> [Records for the task]:
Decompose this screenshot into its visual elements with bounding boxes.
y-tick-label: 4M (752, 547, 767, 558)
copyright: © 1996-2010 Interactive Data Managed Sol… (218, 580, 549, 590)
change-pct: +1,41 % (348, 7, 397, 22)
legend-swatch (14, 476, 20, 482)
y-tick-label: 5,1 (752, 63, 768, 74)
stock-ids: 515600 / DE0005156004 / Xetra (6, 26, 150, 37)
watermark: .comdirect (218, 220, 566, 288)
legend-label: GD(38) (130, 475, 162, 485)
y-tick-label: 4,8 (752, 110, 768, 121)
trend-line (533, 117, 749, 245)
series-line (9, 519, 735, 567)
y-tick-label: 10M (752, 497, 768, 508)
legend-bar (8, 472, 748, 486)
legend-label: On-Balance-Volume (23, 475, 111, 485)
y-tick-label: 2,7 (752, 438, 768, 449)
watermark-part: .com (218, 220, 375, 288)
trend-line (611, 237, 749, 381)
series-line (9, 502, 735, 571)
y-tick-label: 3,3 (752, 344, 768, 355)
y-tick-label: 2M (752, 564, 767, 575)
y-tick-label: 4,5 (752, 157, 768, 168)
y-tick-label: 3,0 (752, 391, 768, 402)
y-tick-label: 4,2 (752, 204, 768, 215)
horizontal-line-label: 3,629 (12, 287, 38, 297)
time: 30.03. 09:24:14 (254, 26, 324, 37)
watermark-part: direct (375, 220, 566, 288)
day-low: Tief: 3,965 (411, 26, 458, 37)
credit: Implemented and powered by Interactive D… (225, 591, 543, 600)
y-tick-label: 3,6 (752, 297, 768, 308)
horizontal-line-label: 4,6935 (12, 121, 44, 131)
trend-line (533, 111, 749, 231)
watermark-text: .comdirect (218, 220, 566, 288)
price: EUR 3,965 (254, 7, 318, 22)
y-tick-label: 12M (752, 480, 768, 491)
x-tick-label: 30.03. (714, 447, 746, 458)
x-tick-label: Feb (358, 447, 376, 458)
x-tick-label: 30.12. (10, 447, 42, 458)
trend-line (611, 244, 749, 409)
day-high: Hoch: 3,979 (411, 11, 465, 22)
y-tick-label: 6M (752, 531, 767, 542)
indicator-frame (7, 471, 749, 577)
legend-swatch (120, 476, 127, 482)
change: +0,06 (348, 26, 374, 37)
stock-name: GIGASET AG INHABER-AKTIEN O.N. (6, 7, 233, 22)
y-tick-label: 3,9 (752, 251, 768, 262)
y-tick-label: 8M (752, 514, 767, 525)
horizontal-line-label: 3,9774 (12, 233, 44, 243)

> [Work instructions]: Write out all of the lines above word for word, changing nothing.

> [Output]:
Decompose this screenshot into its visual elements with bounding boxes.
y-tick-label: 4M (752, 547, 767, 558)
copyright: © 1996-2010 Interactive Data Managed Sol… (218, 580, 549, 590)
change-pct: +1,41 % (348, 7, 397, 22)
legend-swatch (14, 476, 20, 482)
y-tick-label: 5,1 (752, 63, 768, 74)
stock-ids: 515600 / DE0005156004 / Xetra (6, 26, 150, 37)
watermark: .comdirect (218, 220, 566, 288)
legend-label: GD(38) (130, 475, 162, 485)
y-tick-label: 4,8 (752, 110, 768, 121)
trend-line (533, 117, 749, 245)
series-line (9, 519, 735, 567)
y-tick-label: 10M (752, 497, 768, 508)
legend-bar (8, 472, 748, 486)
legend-label: On-Balance-Volume (23, 475, 111, 485)
y-tick-label: 2,7 (752, 438, 768, 449)
watermark-part: .com (218, 220, 375, 288)
trend-line (611, 237, 749, 381)
series-line (9, 502, 735, 571)
y-tick-label: 3,3 (752, 344, 768, 355)
y-tick-label: 2M (752, 564, 767, 575)
y-tick-label: 4,5 (752, 157, 768, 168)
y-tick-label: 3,0 (752, 391, 768, 402)
y-tick-label: 4,2 (752, 204, 768, 215)
horizontal-line-label: 3,629 (12, 287, 38, 297)
time: 30.03. 09:24:14 (254, 26, 324, 37)
watermark-part: direct (375, 220, 566, 288)
day-low: Tief: 3,965 (411, 26, 458, 37)
credit: Implemented and powered by Interactive D… (225, 591, 543, 600)
y-tick-label: 3,6 (752, 297, 768, 308)
horizontal-line-label: 4,6935 (12, 121, 44, 131)
trend-line (533, 111, 749, 231)
watermark-text: .comdirect (218, 220, 566, 288)
price: EUR 3,965 (254, 7, 318, 22)
y-tick-label: 12M (752, 480, 768, 491)
x-tick-label: 30.03. (714, 447, 746, 458)
x-tick-label: Feb (358, 447, 376, 458)
x-tick-label: 30.12. (10, 447, 42, 458)
trend-line (611, 244, 749, 409)
day-high: Hoch: 3,979 (411, 11, 465, 22)
y-tick-label: 6M (752, 531, 767, 542)
indicator-frame (7, 471, 749, 577)
legend-swatch (120, 476, 127, 482)
change: +0,06 (348, 26, 374, 37)
stock-name: GIGASET AG INHABER-AKTIEN O.N. (6, 7, 233, 22)
y-tick-label: 3,9 (752, 251, 768, 262)
y-tick-label: 8M (752, 514, 767, 525)
horizontal-line-label: 3,9774 (12, 233, 44, 243)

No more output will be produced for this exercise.